All of the records below should be output exactly.

⟨

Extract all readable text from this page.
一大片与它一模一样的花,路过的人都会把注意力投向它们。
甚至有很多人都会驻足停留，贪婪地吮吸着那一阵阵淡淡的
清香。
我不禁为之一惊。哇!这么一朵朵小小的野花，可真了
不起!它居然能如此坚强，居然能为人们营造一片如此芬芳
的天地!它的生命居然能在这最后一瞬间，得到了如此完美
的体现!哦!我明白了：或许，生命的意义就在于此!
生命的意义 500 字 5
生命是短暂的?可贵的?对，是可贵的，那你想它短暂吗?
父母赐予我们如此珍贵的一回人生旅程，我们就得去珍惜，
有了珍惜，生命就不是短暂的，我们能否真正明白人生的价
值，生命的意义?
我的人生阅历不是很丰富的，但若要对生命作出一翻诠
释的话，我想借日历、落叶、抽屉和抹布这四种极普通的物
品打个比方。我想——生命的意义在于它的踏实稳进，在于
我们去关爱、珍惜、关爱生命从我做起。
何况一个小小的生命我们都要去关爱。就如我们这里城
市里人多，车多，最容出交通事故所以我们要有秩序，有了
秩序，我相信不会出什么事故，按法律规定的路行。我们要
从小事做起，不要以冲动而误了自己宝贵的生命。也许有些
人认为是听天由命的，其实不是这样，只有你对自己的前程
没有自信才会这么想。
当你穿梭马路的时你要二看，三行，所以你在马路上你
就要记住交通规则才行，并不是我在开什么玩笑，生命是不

⟩

**Written solution**
Extract all readable text from this page.
一大片与它一模一样的花,路过的人都会把注意力投向它们。
甚至有很多人都会驻足停留，贪婪地吮吸着那一阵阵淡淡的
清香。
我不禁为之一惊。哇!这么一朵朵小小的野花，可真了
不起!它居然能如此坚强，居然能为人们营造一片如此芬芳
的天地!它的生命居然能在这最后一瞬间，得到了如此完美
的体现!哦!我明白了：或许，生命的意义就在于此!
生命的意义 500 字 5
生命是短暂的?可贵的?对，是可贵的，那你想它短暂吗?
父母赐予我们如此珍贵的一回人生旅程，我们就得去珍惜，
有了珍惜，生命就不是短暂的，我们能否真正明白人生的价
值，生命的意义?
我的人生阅历不是很丰富的，但若要对生命作出一翻诠
释的话，我想借日历、落叶、抽屉和抹布这四种极普通的物
品打个比方。我想——生命的意义在于它的踏实稳进，在于
我们去关爱、珍惜、关爱生命从我做起。
何况一个小小的生命我们都要去关爱。就如我们这里城
市里人多，车多，最容出交通事故所以我们要有秩序，有了
秩序，我相信不会出什么事故，按法律规定的路行。我们要
从小事做起，不要以冲动而误了自己宝贵的生命。也许有些
人认为是听天由命的，其实不是这样，只有你对自己的前程
没有自信才会这么想。
当你穿梭马路的时你要二看，三行，所以你在马路上你
就要记住交通规则才行，并不是我在开什么玩笑，生命是不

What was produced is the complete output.